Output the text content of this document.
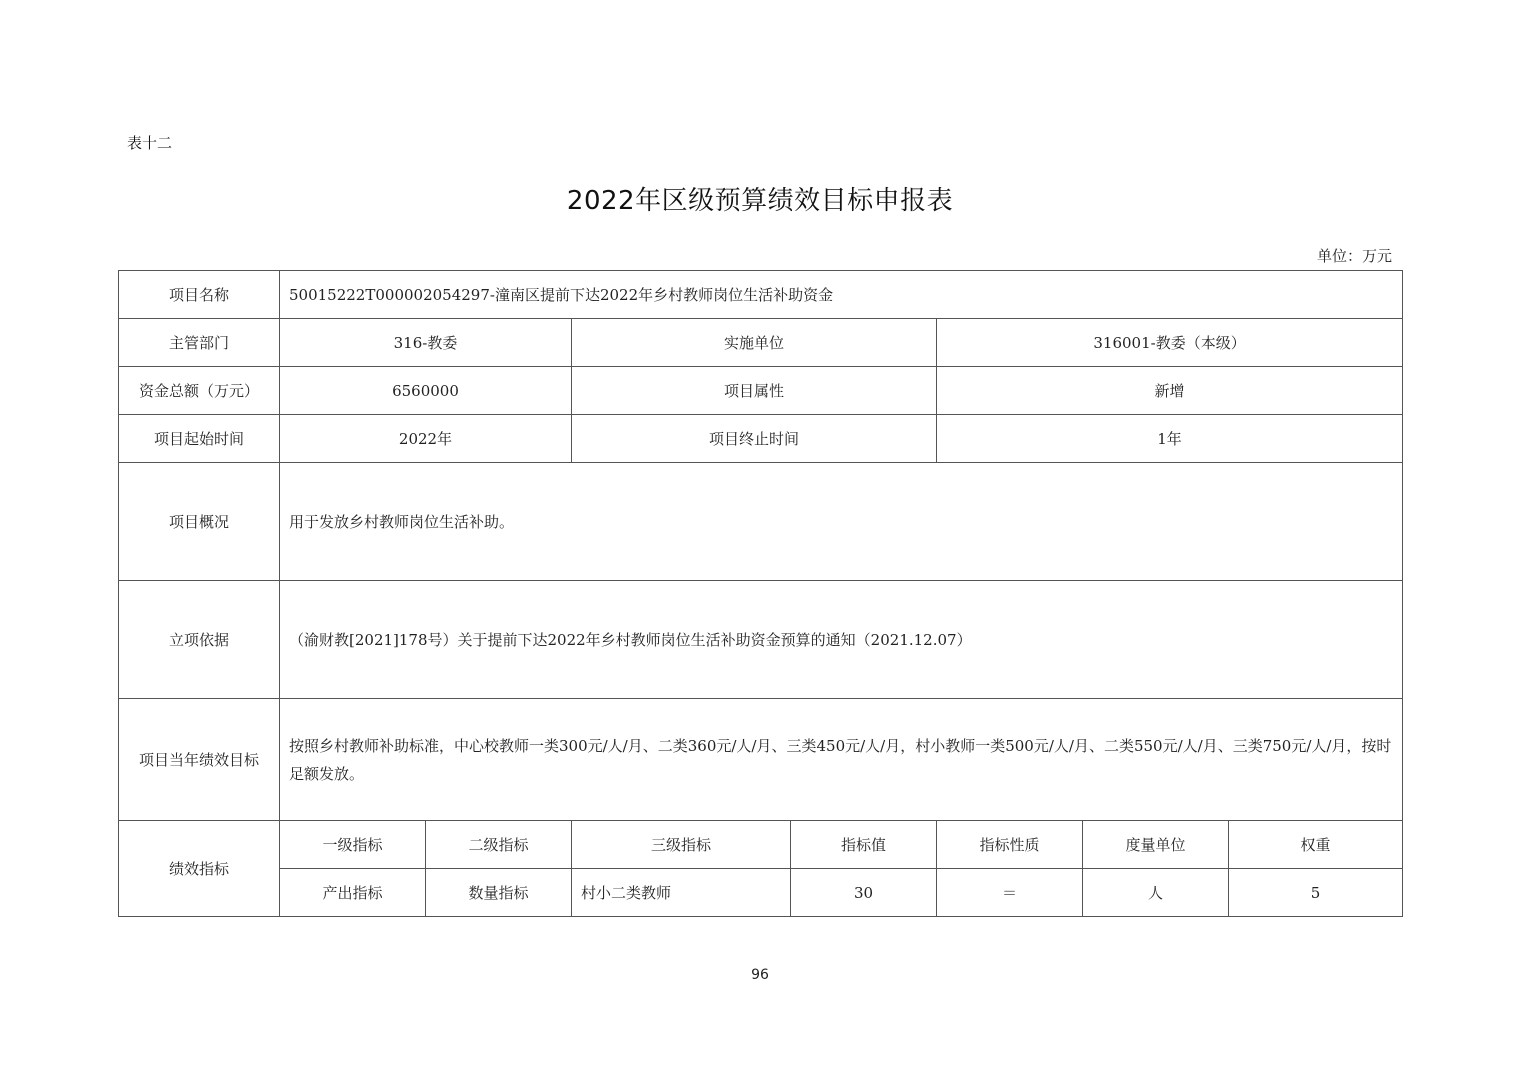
表十二
2022年区级预算绩效目标申报表
单位：万元
项目名称	50015222T000002054297-潼南区提前下达2022年乡村教师岗位生活补助资金						
主管部门	316-教委		实施单位		316001-教委（本级）		
资金总额（万元）	6560000		项目属性		新增		
项目起始时间	2022年		项目终止时间		1年		
项目概况	用于发放乡村教师岗位生活补助。						
立项依据	（渝财教[2021]178号）关于提前下达2022年乡村教师岗位生活补助资金预算的通知（2021.12.07）						
项目当年绩效目标	按照乡村教师补助标准，中心校教师一类300元/人/月、二类360元/人/月、三类450元/人/月，村小教师一类500元/人/月、二类550元/人/月、三类750元/人/月，按时足额发放。						
绩效指标	一级指标	二级指标	三级指标	指标值	指标性质	度量单位	权重
	产出指标	数量指标	村小二类教师	30	＝	人	5
96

*EXERCISE BRIEF:*
Leave the pictures out and reproduce each record exactly as written.

*RESPONSE TO THIS EXERCISE:*
Output the text content of this document.
表十二
2022年区级预算绩效目标申报表
单位：万元
项目名称	50015222T000002054297-潼南区提前下达2022年乡村教师岗位生活补助资金						
主管部门	316-教委		实施单位		316001-教委（本级）		
资金总额（万元）	6560000		项目属性		新增		
项目起始时间	2022年		项目终止时间		1年		
项目概况	用于发放乡村教师岗位生活补助。						
立项依据	（渝财教[2021]178号）关于提前下达2022年乡村教师岗位生活补助资金预算的通知（2021.12.07）						
项目当年绩效目标	按照乡村教师补助标准，中心校教师一类300元/人/月、二类360元/人/月、三类450元/人/月，村小教师一类500元/人/月、二类550元/人/月、三类750元/人/月，按时足额发放。						
绩效指标	一级指标	二级指标	三级指标	指标值	指标性质	度量单位	权重
	产出指标	数量指标	村小二类教师	30	＝	人	5
96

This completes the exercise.